Stated task => Pick out each line of the records that includes the string "name", and copy it.

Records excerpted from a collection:
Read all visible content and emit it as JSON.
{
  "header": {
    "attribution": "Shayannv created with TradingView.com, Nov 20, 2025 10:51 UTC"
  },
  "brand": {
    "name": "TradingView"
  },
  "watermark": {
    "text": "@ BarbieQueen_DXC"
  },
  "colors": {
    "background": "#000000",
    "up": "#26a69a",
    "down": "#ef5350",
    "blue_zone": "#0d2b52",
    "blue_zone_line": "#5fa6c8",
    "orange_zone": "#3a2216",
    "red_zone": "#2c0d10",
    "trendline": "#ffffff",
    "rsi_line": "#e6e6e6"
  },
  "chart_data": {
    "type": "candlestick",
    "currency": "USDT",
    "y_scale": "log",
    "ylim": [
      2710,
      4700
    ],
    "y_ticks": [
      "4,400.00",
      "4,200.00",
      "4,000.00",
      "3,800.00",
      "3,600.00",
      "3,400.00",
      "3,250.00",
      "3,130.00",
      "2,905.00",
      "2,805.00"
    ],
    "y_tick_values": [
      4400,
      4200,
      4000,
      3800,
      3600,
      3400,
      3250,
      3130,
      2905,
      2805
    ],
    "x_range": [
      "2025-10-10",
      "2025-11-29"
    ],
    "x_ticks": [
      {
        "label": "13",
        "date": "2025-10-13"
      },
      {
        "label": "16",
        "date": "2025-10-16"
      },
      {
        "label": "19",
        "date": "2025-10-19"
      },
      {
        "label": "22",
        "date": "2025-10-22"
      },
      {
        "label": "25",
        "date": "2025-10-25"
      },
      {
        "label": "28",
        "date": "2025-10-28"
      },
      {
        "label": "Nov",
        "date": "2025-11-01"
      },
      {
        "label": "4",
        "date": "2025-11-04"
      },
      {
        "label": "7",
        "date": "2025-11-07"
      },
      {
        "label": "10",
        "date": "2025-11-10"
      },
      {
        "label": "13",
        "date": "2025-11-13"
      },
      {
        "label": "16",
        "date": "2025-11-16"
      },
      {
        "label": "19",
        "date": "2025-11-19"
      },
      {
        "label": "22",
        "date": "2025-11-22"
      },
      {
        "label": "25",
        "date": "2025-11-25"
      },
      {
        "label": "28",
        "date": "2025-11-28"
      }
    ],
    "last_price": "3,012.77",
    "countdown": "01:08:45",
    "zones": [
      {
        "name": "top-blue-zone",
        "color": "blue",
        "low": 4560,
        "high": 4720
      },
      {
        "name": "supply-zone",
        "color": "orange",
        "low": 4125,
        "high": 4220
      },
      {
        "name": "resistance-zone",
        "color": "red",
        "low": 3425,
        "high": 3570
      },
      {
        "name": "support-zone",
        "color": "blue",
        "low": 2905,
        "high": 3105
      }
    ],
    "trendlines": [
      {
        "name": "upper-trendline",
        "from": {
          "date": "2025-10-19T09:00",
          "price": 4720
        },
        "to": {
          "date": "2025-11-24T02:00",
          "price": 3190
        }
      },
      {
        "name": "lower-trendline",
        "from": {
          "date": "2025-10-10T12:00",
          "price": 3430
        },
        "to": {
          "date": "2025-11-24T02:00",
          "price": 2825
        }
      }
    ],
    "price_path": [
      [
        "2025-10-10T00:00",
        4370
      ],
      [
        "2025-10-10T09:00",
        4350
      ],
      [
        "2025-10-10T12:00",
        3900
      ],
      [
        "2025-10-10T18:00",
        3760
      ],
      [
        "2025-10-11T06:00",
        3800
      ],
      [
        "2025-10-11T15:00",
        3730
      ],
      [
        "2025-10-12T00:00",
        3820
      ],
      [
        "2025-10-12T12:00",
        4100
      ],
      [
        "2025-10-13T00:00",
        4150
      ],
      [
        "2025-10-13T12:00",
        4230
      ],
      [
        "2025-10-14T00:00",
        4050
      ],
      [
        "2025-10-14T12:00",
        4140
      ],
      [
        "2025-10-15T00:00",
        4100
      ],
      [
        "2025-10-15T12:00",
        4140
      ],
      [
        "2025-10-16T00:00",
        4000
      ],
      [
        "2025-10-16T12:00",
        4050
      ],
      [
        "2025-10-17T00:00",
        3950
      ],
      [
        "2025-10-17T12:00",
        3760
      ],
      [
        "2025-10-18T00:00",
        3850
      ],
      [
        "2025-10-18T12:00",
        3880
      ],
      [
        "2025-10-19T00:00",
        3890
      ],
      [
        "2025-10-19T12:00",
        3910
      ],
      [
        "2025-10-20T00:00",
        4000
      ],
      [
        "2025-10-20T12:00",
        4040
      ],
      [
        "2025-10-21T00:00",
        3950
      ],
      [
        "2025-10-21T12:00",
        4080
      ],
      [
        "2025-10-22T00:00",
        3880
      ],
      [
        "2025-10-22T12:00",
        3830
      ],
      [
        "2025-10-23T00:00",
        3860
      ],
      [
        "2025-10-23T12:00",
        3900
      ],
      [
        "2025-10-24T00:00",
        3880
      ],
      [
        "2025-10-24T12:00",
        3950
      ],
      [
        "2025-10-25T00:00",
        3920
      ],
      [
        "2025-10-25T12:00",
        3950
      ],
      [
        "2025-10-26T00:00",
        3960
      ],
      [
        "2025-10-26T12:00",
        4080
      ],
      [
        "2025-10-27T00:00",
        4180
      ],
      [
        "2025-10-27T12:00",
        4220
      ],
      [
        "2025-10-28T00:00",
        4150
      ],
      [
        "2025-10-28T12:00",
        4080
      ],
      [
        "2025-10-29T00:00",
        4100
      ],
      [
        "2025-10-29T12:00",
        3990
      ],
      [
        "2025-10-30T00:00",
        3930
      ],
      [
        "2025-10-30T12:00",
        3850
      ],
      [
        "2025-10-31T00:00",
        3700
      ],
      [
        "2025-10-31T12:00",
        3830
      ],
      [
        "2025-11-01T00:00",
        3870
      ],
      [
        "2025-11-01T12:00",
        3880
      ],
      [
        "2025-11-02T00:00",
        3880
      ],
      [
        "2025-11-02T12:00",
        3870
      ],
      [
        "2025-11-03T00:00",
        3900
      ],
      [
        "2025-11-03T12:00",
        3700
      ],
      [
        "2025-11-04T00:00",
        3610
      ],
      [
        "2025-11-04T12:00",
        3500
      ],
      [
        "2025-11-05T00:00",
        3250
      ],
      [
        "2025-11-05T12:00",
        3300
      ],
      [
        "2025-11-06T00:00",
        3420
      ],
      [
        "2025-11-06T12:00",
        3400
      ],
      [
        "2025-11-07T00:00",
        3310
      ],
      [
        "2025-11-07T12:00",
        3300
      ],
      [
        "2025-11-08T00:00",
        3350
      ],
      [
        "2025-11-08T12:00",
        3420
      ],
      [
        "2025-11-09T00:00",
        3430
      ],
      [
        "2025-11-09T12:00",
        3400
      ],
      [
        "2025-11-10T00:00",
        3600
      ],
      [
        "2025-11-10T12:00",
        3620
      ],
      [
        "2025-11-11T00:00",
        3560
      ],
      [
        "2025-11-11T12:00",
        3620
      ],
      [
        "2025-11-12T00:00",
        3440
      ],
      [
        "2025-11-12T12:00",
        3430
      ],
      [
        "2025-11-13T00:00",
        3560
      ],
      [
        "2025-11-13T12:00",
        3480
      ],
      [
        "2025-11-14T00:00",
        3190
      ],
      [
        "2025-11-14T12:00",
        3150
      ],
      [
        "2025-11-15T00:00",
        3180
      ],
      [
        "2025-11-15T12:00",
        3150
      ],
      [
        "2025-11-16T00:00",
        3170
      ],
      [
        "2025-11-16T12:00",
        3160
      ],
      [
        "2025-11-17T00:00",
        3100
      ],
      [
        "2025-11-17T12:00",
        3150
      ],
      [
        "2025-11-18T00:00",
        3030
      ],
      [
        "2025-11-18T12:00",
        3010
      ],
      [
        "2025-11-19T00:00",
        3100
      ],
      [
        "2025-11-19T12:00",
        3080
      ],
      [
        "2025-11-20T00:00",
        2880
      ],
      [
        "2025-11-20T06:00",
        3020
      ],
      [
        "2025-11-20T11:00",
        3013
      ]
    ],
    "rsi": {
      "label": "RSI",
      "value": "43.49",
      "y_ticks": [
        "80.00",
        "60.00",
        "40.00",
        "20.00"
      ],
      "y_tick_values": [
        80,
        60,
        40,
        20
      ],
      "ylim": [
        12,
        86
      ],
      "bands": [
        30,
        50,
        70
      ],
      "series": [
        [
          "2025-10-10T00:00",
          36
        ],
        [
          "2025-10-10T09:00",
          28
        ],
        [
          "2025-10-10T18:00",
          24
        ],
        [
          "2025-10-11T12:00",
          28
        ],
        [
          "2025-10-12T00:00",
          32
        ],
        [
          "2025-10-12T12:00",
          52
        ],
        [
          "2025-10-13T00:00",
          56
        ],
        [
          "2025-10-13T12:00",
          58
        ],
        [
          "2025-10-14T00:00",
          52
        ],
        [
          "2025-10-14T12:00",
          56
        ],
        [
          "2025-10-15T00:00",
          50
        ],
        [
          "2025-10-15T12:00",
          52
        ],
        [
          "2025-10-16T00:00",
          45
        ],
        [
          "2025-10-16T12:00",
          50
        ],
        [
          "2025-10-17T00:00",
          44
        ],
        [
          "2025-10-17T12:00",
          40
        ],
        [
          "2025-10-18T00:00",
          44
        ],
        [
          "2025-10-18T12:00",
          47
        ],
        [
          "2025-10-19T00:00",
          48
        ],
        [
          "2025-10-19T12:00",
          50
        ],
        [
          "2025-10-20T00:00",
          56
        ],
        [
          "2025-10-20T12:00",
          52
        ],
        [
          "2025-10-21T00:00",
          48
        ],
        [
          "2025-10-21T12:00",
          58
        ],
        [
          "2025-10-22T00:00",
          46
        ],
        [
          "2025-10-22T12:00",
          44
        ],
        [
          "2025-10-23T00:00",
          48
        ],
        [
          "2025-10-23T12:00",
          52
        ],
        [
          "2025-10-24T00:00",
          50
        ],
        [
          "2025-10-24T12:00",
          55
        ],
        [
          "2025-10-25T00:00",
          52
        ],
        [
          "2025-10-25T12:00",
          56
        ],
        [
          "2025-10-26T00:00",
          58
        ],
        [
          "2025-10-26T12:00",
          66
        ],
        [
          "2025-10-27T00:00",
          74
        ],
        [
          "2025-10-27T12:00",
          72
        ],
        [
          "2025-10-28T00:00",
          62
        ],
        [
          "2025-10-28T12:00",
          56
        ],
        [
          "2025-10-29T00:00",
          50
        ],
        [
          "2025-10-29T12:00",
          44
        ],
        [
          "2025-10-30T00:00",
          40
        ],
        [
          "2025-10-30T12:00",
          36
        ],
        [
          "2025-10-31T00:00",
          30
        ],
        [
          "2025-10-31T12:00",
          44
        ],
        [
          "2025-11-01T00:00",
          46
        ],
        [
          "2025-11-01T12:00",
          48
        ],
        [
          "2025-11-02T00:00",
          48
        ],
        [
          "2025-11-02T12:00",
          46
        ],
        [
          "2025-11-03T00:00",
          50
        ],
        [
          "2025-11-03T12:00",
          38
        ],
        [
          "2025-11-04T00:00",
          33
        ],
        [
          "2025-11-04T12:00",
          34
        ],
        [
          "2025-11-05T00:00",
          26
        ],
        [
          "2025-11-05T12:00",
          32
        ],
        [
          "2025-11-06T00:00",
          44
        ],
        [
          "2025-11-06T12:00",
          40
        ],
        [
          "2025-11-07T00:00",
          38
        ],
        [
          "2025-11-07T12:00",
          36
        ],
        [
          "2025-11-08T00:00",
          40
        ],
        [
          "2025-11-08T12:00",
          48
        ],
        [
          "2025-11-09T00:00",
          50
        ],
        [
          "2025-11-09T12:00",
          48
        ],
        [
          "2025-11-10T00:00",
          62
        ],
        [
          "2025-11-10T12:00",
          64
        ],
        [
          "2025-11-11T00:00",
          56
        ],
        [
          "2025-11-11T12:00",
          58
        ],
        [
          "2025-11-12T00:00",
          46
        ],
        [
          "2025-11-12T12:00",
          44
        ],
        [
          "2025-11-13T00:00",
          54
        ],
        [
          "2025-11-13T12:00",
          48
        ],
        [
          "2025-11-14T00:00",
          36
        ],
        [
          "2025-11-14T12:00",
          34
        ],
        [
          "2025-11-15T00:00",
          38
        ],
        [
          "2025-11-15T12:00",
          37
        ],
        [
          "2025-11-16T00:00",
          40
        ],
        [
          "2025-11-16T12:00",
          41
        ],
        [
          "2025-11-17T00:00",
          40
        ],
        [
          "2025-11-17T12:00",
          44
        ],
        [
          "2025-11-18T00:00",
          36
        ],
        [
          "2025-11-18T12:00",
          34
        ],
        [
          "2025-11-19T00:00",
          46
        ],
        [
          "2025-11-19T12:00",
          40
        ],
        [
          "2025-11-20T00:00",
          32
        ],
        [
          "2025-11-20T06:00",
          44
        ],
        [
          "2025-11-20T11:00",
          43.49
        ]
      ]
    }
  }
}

Finished answer =>
    "name": "TradingView"
        "name": "top-blue-zone",
        "name": "supply-zone",
        "name": "resistance-zone",
        "name": "support-zone",
        "name": "upper-trendline",
        "name": "lower-trendline",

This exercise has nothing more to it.